**YOUR INSTRUCTIONS**
Locate the word "origem" in the material, then show every line that holds it.

**RECORD EXTRACTS**
※ ※ ※

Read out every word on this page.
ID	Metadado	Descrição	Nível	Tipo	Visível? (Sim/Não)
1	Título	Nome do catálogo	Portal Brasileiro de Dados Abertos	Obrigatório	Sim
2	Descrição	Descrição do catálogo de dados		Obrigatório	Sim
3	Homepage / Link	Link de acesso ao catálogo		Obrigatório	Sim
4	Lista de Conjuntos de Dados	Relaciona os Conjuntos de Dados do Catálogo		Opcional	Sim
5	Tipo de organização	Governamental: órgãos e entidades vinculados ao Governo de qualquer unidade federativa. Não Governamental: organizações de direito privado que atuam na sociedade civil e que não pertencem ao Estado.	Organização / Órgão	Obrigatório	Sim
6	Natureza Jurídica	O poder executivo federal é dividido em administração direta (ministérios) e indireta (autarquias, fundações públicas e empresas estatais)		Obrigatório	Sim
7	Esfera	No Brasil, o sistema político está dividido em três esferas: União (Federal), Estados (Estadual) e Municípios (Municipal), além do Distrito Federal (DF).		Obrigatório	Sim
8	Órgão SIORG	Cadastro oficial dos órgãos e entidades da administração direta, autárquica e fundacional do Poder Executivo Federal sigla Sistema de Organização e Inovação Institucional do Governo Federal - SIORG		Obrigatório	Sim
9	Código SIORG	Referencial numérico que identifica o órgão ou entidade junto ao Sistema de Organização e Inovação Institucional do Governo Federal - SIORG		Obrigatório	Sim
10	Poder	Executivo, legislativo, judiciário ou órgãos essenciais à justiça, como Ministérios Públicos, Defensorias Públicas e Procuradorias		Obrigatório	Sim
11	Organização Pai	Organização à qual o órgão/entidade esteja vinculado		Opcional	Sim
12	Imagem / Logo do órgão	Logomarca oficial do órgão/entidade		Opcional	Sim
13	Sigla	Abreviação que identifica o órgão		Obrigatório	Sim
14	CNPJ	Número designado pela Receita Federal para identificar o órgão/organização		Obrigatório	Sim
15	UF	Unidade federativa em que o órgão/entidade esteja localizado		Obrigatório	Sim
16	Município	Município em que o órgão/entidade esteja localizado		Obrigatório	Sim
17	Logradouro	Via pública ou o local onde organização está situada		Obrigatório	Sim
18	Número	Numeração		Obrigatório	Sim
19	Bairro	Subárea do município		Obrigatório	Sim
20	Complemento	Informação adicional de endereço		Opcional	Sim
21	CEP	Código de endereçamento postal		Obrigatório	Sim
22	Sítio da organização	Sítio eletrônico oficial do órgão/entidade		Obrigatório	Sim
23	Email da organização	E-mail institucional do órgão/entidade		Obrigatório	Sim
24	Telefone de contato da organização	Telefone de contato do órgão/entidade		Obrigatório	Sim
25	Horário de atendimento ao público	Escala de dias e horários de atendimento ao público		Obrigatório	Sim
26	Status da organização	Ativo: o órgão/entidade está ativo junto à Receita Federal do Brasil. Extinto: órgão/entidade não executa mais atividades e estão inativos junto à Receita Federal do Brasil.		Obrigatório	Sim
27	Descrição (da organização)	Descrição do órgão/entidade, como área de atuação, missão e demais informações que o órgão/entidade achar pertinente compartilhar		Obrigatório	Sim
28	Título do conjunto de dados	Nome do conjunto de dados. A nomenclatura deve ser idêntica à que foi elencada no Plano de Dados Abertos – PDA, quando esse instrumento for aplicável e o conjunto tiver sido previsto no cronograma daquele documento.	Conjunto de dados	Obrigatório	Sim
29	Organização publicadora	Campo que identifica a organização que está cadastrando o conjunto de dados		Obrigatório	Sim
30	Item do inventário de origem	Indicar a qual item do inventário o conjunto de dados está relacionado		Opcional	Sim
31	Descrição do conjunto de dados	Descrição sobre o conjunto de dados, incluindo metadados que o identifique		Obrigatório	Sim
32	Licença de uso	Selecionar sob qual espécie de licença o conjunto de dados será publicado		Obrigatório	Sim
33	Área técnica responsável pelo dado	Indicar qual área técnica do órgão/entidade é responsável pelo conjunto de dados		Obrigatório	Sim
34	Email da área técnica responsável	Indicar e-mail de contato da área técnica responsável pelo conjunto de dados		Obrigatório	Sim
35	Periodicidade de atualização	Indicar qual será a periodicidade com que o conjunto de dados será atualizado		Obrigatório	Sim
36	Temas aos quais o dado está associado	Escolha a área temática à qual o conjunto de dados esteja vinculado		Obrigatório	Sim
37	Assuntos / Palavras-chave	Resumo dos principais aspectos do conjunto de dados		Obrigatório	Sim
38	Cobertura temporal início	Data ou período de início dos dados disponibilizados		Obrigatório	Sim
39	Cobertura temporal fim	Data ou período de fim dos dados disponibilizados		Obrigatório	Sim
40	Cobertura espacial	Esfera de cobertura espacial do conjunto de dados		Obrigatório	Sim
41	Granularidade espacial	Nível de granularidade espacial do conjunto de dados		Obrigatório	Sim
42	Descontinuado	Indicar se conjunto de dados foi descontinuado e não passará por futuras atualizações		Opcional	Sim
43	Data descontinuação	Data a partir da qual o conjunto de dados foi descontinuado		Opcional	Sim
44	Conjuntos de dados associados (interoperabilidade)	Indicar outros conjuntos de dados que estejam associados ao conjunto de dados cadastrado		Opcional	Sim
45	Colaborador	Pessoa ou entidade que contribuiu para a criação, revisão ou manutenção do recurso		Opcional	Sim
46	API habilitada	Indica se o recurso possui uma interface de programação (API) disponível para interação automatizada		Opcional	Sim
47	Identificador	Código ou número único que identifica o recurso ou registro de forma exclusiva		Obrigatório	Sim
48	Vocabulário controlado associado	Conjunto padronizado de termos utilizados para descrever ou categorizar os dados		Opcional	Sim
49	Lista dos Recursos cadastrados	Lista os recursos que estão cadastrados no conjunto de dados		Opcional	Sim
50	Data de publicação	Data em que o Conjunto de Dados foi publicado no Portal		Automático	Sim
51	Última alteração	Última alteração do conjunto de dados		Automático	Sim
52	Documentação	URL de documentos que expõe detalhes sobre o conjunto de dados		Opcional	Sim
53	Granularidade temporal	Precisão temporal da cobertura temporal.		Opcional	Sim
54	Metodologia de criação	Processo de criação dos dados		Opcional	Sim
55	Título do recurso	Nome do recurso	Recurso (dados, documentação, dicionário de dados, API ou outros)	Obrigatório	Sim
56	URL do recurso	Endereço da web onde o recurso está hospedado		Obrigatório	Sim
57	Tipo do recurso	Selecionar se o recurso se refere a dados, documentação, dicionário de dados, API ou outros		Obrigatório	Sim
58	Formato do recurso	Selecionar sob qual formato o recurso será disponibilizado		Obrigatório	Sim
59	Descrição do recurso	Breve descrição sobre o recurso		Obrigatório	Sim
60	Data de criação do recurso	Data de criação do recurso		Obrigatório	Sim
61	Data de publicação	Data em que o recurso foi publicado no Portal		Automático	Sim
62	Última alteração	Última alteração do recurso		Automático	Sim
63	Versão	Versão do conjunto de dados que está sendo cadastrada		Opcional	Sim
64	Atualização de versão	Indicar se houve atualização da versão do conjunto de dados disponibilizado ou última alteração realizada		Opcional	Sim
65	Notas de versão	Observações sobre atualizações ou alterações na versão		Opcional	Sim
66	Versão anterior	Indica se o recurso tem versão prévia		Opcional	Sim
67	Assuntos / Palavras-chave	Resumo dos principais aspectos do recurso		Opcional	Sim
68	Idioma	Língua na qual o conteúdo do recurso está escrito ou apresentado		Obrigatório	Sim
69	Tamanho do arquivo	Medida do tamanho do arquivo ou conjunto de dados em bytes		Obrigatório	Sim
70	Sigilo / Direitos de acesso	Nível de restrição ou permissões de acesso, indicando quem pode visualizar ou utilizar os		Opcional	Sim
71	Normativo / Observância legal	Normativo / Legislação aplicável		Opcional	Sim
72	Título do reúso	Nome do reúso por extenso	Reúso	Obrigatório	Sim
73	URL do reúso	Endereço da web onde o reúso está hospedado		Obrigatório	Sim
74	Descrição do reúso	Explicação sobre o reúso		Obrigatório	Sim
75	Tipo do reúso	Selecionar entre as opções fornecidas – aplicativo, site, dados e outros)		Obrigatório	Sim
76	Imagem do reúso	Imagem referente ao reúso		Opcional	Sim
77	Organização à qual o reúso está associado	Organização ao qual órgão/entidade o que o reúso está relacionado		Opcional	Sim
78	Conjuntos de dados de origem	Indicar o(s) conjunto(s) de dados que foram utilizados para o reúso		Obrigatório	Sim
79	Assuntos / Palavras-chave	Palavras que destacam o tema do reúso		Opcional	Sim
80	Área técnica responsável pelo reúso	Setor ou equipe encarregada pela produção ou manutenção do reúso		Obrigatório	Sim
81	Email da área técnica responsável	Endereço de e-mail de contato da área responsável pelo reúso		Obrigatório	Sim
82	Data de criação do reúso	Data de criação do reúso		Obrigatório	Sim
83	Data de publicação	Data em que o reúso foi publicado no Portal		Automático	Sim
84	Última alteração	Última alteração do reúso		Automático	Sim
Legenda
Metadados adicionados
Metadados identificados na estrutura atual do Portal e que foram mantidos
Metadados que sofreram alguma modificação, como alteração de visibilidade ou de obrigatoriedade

※ ※ ※

**RESPONSE FOR THIS EXERCISE**
30	Item do inventário de origem	Indicar a qual item do inventário o conjunto de dados está relacionado		Opcional	Sim
78	Conjuntos de dados de origem	Indicar o(s) conjunto(s) de dados que foram utilizados para o reúso		Obrigatório	Sim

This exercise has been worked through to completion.